**EXERCISE GOAL**:
Output every record below exactly as it appears.
** BEGIN INPUT **
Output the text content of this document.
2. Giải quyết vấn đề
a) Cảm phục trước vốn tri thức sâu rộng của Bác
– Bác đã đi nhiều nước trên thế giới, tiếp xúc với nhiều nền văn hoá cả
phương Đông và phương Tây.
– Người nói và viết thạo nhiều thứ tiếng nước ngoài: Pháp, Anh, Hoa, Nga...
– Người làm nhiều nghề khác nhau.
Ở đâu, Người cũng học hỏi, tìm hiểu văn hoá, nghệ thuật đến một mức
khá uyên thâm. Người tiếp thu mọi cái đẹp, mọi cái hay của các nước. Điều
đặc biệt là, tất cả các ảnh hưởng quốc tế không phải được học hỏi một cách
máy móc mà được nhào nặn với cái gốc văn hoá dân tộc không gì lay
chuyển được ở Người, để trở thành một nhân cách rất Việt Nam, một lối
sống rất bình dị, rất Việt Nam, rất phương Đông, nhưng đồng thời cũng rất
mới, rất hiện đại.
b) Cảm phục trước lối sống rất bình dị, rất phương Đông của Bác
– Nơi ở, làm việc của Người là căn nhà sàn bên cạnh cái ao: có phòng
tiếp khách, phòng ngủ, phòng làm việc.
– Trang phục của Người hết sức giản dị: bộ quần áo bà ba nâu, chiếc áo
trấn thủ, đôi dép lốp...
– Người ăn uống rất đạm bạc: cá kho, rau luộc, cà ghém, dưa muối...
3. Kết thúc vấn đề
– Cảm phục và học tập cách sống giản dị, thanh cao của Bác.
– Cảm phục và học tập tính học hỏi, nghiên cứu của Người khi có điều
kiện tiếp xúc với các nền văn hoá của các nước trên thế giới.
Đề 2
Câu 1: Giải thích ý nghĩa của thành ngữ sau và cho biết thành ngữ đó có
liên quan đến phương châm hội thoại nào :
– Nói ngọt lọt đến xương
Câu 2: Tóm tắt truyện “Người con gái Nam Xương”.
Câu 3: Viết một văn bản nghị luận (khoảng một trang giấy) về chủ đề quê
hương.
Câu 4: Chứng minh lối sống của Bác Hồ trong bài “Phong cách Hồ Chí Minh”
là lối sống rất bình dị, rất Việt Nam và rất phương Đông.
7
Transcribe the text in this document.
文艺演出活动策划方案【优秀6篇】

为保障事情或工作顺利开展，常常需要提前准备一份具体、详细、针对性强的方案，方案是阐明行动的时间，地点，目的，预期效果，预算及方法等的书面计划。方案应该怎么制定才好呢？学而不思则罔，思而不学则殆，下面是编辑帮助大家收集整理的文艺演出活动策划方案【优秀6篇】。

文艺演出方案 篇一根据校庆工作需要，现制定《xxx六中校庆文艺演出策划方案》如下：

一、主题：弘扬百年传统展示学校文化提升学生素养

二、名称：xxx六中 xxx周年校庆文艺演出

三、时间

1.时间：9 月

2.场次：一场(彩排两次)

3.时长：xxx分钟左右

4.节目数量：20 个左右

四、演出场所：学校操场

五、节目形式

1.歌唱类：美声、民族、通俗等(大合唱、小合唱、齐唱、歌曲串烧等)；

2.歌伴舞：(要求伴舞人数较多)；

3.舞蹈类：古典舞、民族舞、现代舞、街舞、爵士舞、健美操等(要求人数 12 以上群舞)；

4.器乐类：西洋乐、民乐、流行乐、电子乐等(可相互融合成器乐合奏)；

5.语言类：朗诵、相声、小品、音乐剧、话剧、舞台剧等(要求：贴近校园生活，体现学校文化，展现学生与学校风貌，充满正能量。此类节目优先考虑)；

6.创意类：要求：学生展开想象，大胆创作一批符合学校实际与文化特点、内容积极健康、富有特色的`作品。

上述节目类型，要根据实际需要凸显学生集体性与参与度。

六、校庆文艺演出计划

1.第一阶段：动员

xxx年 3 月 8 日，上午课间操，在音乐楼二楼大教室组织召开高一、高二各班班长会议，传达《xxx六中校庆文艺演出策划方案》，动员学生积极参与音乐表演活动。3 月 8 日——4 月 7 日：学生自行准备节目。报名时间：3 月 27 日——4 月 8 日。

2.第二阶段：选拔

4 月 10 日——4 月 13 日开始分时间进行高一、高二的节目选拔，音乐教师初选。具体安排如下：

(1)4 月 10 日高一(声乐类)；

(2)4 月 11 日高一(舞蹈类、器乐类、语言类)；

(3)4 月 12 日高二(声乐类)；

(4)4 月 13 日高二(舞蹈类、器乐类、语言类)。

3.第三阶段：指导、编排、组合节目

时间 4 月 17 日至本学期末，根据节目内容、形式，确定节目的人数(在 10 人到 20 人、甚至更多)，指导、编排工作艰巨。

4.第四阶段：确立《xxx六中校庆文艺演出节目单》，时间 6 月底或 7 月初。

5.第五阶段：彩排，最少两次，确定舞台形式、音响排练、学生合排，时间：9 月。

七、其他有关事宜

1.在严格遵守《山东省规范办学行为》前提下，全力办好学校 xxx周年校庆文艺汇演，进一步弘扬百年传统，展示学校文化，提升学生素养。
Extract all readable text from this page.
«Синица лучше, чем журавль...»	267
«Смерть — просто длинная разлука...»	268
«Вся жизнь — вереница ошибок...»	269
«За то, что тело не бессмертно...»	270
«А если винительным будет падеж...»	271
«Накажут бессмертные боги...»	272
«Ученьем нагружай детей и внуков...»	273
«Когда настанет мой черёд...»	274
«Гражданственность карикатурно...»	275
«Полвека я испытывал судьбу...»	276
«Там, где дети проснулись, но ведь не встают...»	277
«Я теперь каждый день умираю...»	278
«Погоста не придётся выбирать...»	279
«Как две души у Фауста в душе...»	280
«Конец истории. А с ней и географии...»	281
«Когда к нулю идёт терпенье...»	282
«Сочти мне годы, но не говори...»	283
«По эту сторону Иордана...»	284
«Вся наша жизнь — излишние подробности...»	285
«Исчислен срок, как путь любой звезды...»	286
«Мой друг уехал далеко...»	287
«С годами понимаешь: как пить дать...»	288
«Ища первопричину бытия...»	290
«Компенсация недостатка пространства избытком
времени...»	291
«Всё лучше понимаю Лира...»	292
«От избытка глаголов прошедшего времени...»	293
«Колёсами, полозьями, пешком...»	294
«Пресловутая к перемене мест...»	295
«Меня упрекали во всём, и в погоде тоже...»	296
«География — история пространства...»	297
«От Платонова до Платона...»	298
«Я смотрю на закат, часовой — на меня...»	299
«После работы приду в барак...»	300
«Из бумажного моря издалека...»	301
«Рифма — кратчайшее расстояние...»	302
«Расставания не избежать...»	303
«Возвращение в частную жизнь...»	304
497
** END INPUT **
**RESPONSE**:
Output the text content of this document.
2. Giải quyết vấn đề
a) Cảm phục trước vốn tri thức sâu rộng của Bác
– Bác đã đi nhiều nước trên thế giới, tiếp xúc với nhiều nền văn hoá cả
phương Đông và phương Tây.
– Người nói và viết thạo nhiều thứ tiếng nước ngoài: Pháp, Anh, Hoa, Nga...
– Người làm nhiều nghề khác nhau.
Ở đâu, Người cũng học hỏi, tìm hiểu văn hoá, nghệ thuật đến một mức
khá uyên thâm. Người tiếp thu mọi cái đẹp, mọi cái hay của các nước. Điều
đặc biệt là, tất cả các ảnh hưởng quốc tế không phải được học hỏi một cách
máy móc mà được nhào nặn với cái gốc văn hoá dân tộc không gì lay
chuyển được ở Người, để trở thành một nhân cách rất Việt Nam, một lối
sống rất bình dị, rất Việt Nam, rất phương Đông, nhưng đồng thời cũng rất
mới, rất hiện đại.
b) Cảm phục trước lối sống rất bình dị, rất phương Đông của Bác
– Nơi ở, làm việc của Người là căn nhà sàn bên cạnh cái ao: có phòng
tiếp khách, phòng ngủ, phòng làm việc.
– Trang phục của Người hết sức giản dị: bộ quần áo bà ba nâu, chiếc áo
trấn thủ, đôi dép lốp...
– Người ăn uống rất đạm bạc: cá kho, rau luộc, cà ghém, dưa muối...
3. Kết thúc vấn đề
– Cảm phục và học tập cách sống giản dị, thanh cao của Bác.
– Cảm phục và học tập tính học hỏi, nghiên cứu của Người khi có điều
kiện tiếp xúc với các nền văn hoá của các nước trên thế giới.
Đề 2
Câu 1: Giải thích ý nghĩa của thành ngữ sau và cho biết thành ngữ đó có
liên quan đến phương châm hội thoại nào :
– Nói ngọt lọt đến xương
Câu 2: Tóm tắt truyện “Người con gái Nam Xương”.
Câu 3: Viết một văn bản nghị luận (khoảng một trang giấy) về chủ đề quê
hương.
Câu 4: Chứng minh lối sống của Bác Hồ trong bài “Phong cách Hồ Chí Minh”
là lối sống rất bình dị, rất Việt Nam và rất phương Đông.
7
Transcribe the text in this document.
文艺演出活动策划方案【优秀6篇】

为保障事情或工作顺利开展，常常需要提前准备一份具体、详细、针对性强的方案，方案是阐明行动的时间，地点，目的，预期效果，预算及方法等的书面计划。方案应该怎么制定才好呢？学而不思则罔，思而不学则殆，下面是编辑帮助大家收集整理的文艺演出活动策划方案【优秀6篇】。

文艺演出方案 篇一根据校庆工作需要，现制定《xxx六中校庆文艺演出策划方案》如下：

一、主题：弘扬百年传统展示学校文化提升学生素养

二、名称：xxx六中 xxx周年校庆文艺演出

三、时间

1.时间：9 月

2.场次：一场(彩排两次)

3.时长：xxx分钟左右

4.节目数量：20 个左右

四、演出场所：学校操场

五、节目形式

1.歌唱类：美声、民族、通俗等(大合唱、小合唱、齐唱、歌曲串烧等)；

2.歌伴舞：(要求伴舞人数较多)；

3.舞蹈类：古典舞、民族舞、现代舞、街舞、爵士舞、健美操等(要求人数 12 以上群舞)；

4.器乐类：西洋乐、民乐、流行乐、电子乐等(可相互融合成器乐合奏)；

5.语言类：朗诵、相声、小品、音乐剧、话剧、舞台剧等(要求：贴近校园生活，体现学校文化，展现学生与学校风貌，充满正能量。此类节目优先考虑)；

6.创意类：要求：学生展开想象，大胆创作一批符合学校实际与文化特点、内容积极健康、富有特色的`作品。

上述节目类型，要根据实际需要凸显学生集体性与参与度。

六、校庆文艺演出计划

1.第一阶段：动员

xxx年 3 月 8 日，上午课间操，在音乐楼二楼大教室组织召开高一、高二各班班长会议，传达《xxx六中校庆文艺演出策划方案》，动员学生积极参与音乐表演活动。3 月 8 日——4 月 7 日：学生自行准备节目。报名时间：3 月 27 日——4 月 8 日。

2.第二阶段：选拔

4 月 10 日——4 月 13 日开始分时间进行高一、高二的节目选拔，音乐教师初选。具体安排如下：

(1)4 月 10 日高一(声乐类)；

(2)4 月 11 日高一(舞蹈类、器乐类、语言类)；

(3)4 月 12 日高二(声乐类)；

(4)4 月 13 日高二(舞蹈类、器乐类、语言类)。

3.第三阶段：指导、编排、组合节目

时间 4 月 17 日至本学期末，根据节目内容、形式，确定节目的人数(在 10 人到 20 人、甚至更多)，指导、编排工作艰巨。

4.第四阶段：确立《xxx六中校庆文艺演出节目单》，时间 6 月底或 7 月初。

5.第五阶段：彩排，最少两次，确定舞台形式、音响排练、学生合排，时间：9 月。

七、其他有关事宜

1.在严格遵守《山东省规范办学行为》前提下，全力办好学校 xxx周年校庆文艺汇演，进一步弘扬百年传统，展示学校文化，提升学生素养。
Extract all readable text from this page.
«Синица лучше, чем журавль...»	267
«Смерть — просто длинная разлука...»	268
«Вся жизнь — вереница ошибок...»	269
«За то, что тело не бессмертно...»	270
«А если винительным будет падеж...»	271
«Накажут бессмертные боги...»	272
«Ученьем нагружай детей и внуков...»	273
«Когда настанет мой черёд...»	274
«Гражданственность карикатурно...»	275
«Полвека я испытывал судьбу...»	276
«Там, где дети проснулись, но ведь не встают...»	277
«Я теперь каждый день умираю...»	278
«Погоста не придётся выбирать...»	279
«Как две души у Фауста в душе...»	280
«Конец истории. А с ней и географии...»	281
«Когда к нулю идёт терпенье...»	282
«Сочти мне годы, но не говори...»	283
«По эту сторону Иордана...»	284
«Вся наша жизнь — излишние подробности...»	285
«Исчислен срок, как путь любой звезды...»	286
«Мой друг уехал далеко...»	287
«С годами понимаешь: как пить дать...»	288
«Ища первопричину бытия...»	290
«Компенсация недостатка пространства избытком
времени...»	291
«Всё лучше понимаю Лира...»	292
«От избытка глаголов прошедшего времени...»	293
«Колёсами, полозьями, пешком...»	294
«Пресловутая к перемене мест...»	295
«Меня упрекали во всём, и в погоде тоже...»	296
«География — история пространства...»	297
«От Платонова до Платона...»	298
«Я смотрю на закат, часовой — на меня...»	299
«После работы приду в барак...»	300
«Из бумажного моря издалека...»	301
«Рифма — кратчайшее расстояние...»	302
«Расставания не избежать...»	303
«Возвращение в частную жизнь...»	304
497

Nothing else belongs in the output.